*** Given entries ***

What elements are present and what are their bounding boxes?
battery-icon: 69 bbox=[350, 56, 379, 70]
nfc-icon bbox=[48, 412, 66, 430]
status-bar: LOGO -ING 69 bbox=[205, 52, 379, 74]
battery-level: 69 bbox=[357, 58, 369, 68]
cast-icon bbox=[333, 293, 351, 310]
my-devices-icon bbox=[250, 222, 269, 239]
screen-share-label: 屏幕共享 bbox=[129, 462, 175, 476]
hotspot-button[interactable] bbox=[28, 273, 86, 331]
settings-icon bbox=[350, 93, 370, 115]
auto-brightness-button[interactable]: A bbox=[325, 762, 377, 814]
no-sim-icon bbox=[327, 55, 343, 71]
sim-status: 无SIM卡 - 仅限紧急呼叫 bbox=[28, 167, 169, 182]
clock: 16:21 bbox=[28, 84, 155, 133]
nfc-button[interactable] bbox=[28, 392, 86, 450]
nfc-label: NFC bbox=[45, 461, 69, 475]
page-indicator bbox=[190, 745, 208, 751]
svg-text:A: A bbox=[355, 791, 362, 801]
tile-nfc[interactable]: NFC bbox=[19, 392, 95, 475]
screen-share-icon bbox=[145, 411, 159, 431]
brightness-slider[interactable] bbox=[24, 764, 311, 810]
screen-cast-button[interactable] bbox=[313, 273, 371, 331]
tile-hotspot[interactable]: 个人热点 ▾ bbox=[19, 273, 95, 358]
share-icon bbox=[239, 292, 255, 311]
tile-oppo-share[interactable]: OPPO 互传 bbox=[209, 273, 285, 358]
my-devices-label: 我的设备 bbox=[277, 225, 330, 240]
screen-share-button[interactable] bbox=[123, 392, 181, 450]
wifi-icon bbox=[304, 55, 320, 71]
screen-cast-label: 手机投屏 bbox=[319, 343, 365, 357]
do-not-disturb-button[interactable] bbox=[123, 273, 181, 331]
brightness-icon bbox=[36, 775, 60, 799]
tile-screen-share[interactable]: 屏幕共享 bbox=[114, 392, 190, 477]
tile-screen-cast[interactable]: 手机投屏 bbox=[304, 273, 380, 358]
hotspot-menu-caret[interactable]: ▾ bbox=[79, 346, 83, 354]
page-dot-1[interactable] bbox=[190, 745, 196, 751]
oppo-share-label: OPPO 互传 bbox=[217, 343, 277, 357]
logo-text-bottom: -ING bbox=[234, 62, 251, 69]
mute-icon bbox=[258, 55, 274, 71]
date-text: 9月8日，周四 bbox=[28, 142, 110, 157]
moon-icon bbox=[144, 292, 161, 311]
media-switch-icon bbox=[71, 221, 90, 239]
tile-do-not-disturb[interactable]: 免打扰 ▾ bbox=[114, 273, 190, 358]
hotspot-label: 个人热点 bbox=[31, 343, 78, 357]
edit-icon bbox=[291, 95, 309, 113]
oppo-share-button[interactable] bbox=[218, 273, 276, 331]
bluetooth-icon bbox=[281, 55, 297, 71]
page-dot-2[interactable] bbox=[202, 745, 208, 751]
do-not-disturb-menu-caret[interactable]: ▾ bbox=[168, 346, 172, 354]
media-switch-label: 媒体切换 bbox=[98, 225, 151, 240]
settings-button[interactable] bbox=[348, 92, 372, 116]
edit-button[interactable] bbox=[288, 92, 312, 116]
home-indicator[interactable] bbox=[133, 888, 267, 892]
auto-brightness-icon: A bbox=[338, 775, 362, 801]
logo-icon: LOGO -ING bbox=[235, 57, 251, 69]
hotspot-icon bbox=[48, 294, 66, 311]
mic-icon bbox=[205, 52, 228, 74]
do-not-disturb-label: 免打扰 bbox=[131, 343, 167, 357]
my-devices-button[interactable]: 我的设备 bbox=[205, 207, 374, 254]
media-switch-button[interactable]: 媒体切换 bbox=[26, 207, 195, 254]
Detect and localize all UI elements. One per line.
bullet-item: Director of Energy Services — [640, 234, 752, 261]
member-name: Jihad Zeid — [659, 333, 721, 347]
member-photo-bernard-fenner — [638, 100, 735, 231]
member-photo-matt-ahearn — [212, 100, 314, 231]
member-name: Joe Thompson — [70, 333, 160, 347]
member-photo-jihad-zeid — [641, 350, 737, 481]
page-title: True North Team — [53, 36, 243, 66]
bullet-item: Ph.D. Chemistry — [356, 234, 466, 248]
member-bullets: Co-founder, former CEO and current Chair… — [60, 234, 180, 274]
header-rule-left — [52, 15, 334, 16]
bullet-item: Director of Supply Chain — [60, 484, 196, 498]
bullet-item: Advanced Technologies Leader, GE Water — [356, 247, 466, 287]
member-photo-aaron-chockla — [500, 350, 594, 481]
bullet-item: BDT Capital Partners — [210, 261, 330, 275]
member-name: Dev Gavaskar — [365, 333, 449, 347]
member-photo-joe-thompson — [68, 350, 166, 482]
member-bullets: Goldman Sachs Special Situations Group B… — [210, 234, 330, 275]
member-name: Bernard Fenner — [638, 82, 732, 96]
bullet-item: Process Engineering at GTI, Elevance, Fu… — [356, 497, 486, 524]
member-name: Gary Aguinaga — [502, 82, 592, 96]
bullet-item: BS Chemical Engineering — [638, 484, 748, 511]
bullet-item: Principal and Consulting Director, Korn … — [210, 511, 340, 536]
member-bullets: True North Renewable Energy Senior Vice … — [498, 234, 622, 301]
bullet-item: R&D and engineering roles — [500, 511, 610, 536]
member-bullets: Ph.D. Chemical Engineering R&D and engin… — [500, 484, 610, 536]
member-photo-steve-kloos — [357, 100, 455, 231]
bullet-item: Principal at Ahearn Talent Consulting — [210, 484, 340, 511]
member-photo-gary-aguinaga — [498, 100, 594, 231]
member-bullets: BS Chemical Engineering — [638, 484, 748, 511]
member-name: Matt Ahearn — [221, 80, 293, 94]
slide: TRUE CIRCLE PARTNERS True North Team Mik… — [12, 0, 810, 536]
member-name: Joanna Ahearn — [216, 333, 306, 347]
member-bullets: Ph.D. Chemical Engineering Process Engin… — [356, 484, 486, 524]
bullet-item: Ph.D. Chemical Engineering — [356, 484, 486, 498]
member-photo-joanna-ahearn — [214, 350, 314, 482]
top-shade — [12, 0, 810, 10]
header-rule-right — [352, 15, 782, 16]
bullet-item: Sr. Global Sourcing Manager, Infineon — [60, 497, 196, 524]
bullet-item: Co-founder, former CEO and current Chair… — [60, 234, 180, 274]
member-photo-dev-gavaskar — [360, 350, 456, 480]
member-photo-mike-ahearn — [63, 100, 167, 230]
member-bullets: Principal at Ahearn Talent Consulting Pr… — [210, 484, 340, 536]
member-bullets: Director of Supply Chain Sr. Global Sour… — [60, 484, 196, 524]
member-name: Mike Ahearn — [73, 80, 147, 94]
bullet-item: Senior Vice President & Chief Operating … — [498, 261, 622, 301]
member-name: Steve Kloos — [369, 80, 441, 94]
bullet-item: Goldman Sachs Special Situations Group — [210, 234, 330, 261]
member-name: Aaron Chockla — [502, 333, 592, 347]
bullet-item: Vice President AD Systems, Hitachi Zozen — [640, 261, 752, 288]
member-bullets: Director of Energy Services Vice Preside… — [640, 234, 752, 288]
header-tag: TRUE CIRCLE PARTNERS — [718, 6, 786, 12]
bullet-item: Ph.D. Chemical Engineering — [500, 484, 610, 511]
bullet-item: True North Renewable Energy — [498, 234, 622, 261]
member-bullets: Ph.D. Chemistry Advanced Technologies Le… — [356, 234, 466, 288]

***

■ Task goal
Reproduce these lines exactly as they are.

■ Answer in full
What elements are present and what are their bounding boxes?
battery-icon: 69 bbox=[350, 56, 379, 70]
nfc-icon bbox=[48, 412, 66, 430]
status-bar: LOGO -ING 69 bbox=[205, 52, 379, 74]
battery-level: 69 bbox=[357, 58, 369, 68]
cast-icon bbox=[333, 293, 351, 310]
my-devices-icon bbox=[250, 222, 269, 239]
screen-share-label: 屏幕共享 bbox=[129, 462, 175, 476]
hotspot-button[interactable] bbox=[28, 273, 86, 331]
settings-icon bbox=[350, 93, 370, 115]
auto-brightness-button[interactable]: A bbox=[325, 762, 377, 814]
no-sim-icon bbox=[327, 55, 343, 71]
sim-status: 无SIM卡 - 仅限紧急呼叫 bbox=[28, 167, 169, 182]
clock: 16:21 bbox=[28, 84, 155, 133]
nfc-button[interactable] bbox=[28, 392, 86, 450]
nfc-label: NFC bbox=[45, 461, 69, 475]
page-indicator bbox=[190, 745, 208, 751]
svg-text:A: A bbox=[355, 791, 362, 801]
tile-nfc[interactable]: NFC bbox=[19, 392, 95, 475]
screen-share-icon bbox=[145, 411, 159, 431]
brightness-slider[interactable] bbox=[24, 764, 311, 810]
screen-cast-button[interactable] bbox=[313, 273, 371, 331]
tile-hotspot[interactable]: 个人热点 ▾ bbox=[19, 273, 95, 358]
share-icon bbox=[239, 292, 255, 311]
tile-oppo-share[interactable]: OPPO 互传 bbox=[209, 273, 285, 358]
my-devices-label: 我的设备 bbox=[277, 225, 330, 240]
screen-share-button[interactable] bbox=[123, 392, 181, 450]
wifi-icon bbox=[304, 55, 320, 71]
screen-cast-label: 手机投屏 bbox=[319, 343, 365, 357]
do-not-disturb-button[interactable] bbox=[123, 273, 181, 331]
brightness-icon bbox=[36, 775, 60, 799]
tile-screen-share[interactable]: 屏幕共享 bbox=[114, 392, 190, 477]
tile-screen-cast[interactable]: 手机投屏 bbox=[304, 273, 380, 358]
hotspot-menu-caret[interactable]: ▾ bbox=[79, 346, 83, 354]
page-dot-1[interactable] bbox=[190, 745, 196, 751]
oppo-share-label: OPPO 互传 bbox=[217, 343, 277, 357]
logo-text-bottom: -ING bbox=[234, 62, 251, 69]
mute-icon bbox=[258, 55, 274, 71]
date-text: 9月8日，周四 bbox=[28, 142, 110, 157]
moon-icon bbox=[144, 292, 161, 311]
media-switch-icon bbox=[71, 221, 90, 239]
tile-do-not-disturb[interactable]: 免打扰 ▾ bbox=[114, 273, 190, 358]
hotspot-label: 个人热点 bbox=[31, 343, 78, 357]
edit-icon bbox=[291, 95, 309, 113]
oppo-share-button[interactable] bbox=[218, 273, 276, 331]
bluetooth-icon bbox=[281, 55, 297, 71]
page-dot-2[interactable] bbox=[202, 745, 208, 751]
do-not-disturb-menu-caret[interactable]: ▾ bbox=[168, 346, 172, 354]
media-switch-label: 媒体切换 bbox=[98, 225, 151, 240]
settings-button[interactable] bbox=[348, 92, 372, 116]
edit-button[interactable] bbox=[288, 92, 312, 116]
home-indicator[interactable] bbox=[133, 888, 267, 892]
auto-brightness-icon: A bbox=[338, 775, 362, 801]
logo-icon: LOGO -ING bbox=[235, 57, 251, 69]
hotspot-icon bbox=[48, 294, 66, 311]
mic-icon bbox=[205, 52, 228, 74]
do-not-disturb-label: 免打扰 bbox=[131, 343, 167, 357]
my-devices-button[interactable]: 我的设备 bbox=[205, 207, 374, 254]
media-switch-button[interactable]: 媒体切换 bbox=[26, 207, 195, 254]
Detect and localize all UI elements. One per line.
bullet-item: Director of Energy Services — [640, 234, 752, 261]
member-name: Jihad Zeid — [659, 333, 721, 347]
member-photo-bernard-fenner — [638, 100, 735, 231]
member-photo-matt-ahearn — [212, 100, 314, 231]
member-name: Joe Thompson — [70, 333, 160, 347]
member-photo-jihad-zeid — [641, 350, 737, 481]
page-title: True North Team — [53, 36, 243, 66]
bullet-item: Ph.D. Chemistry — [356, 234, 466, 248]
member-bullets: Co-founder, former CEO and current Chair… — [60, 234, 180, 274]
header-rule-left — [52, 15, 334, 16]
bullet-item: Director of Supply Chain — [60, 484, 196, 498]
bullet-item: Advanced Technologies Leader, GE Water — [356, 247, 466, 287]
member-photo-aaron-chockla — [500, 350, 594, 481]
bullet-item: BDT Capital Partners — [210, 261, 330, 275]
member-name: Dev Gavaskar — [365, 333, 449, 347]
member-photo-joe-thompson — [68, 350, 166, 482]
member-bullets: Goldman Sachs Special Situations Group B… — [210, 234, 330, 275]
member-name: Bernard Fenner — [638, 82, 732, 96]
bullet-item: Process Engineering at GTI, Elevance, Fu… — [356, 497, 486, 524]
member-name: Gary Aguinaga — [502, 82, 592, 96]
bullet-item: BS Chemical Engineering — [638, 484, 748, 511]
bullet-item: Principal and Consulting Director, Korn … — [210, 511, 340, 536]
member-bullets: True North Renewable Energy Senior Vice … — [498, 234, 622, 301]
bullet-item: R&D and engineering roles — [500, 511, 610, 536]
member-bullets: Ph.D. Chemical Engineering R&D and engin… — [500, 484, 610, 536]
member-photo-steve-kloos — [357, 100, 455, 231]
bullet-item: Principal at Ahearn Talent Consulting — [210, 484, 340, 511]
member-photo-gary-aguinaga — [498, 100, 594, 231]
member-bullets: BS Chemical Engineering — [638, 484, 748, 511]
member-name: Matt Ahearn — [221, 80, 293, 94]
slide: TRUE CIRCLE PARTNERS True North Team Mik… — [12, 0, 810, 536]
member-name: Joanna Ahearn — [216, 333, 306, 347]
member-bullets: Ph.D. Chemical Engineering Process Engin… — [356, 484, 486, 524]
bullet-item: Ph.D. Chemical Engineering — [356, 484, 486, 498]
member-photo-joanna-ahearn — [214, 350, 314, 482]
top-shade — [12, 0, 810, 10]
header-rule-right — [352, 15, 782, 16]
bullet-item: Sr. Global Sourcing Manager, Infineon — [60, 497, 196, 524]
bullet-item: Co-founder, former CEO and current Chair… — [60, 234, 180, 274]
member-photo-dev-gavaskar — [360, 350, 456, 480]
member-photo-mike-ahearn — [63, 100, 167, 230]
member-bullets: Principal at Ahearn Talent Consulting Pr… — [210, 484, 340, 536]
member-bullets: Director of Supply Chain Sr. Global Sour… — [60, 484, 196, 524]
member-name: Mike Ahearn — [73, 80, 147, 94]
bullet-item: Senior Vice President & Chief Operating … — [498, 261, 622, 301]
member-name: Steve Kloos — [369, 80, 441, 94]
bullet-item: Goldman Sachs Special Situations Group — [210, 234, 330, 261]
member-name: Aaron Chockla — [502, 333, 592, 347]
bullet-item: Vice President AD Systems, Hitachi Zozen — [640, 261, 752, 288]
member-bullets: Director of Energy Services Vice Preside… — [640, 234, 752, 288]
header-tag: TRUE CIRCLE PARTNERS — [718, 6, 786, 12]
bullet-item: Ph.D. Chemical Engineering — [500, 484, 610, 511]
bullet-item: True North Renewable Energy — [498, 234, 622, 261]
member-bullets: Ph.D. Chemistry Advanced Technologies Le… — [356, 234, 466, 288]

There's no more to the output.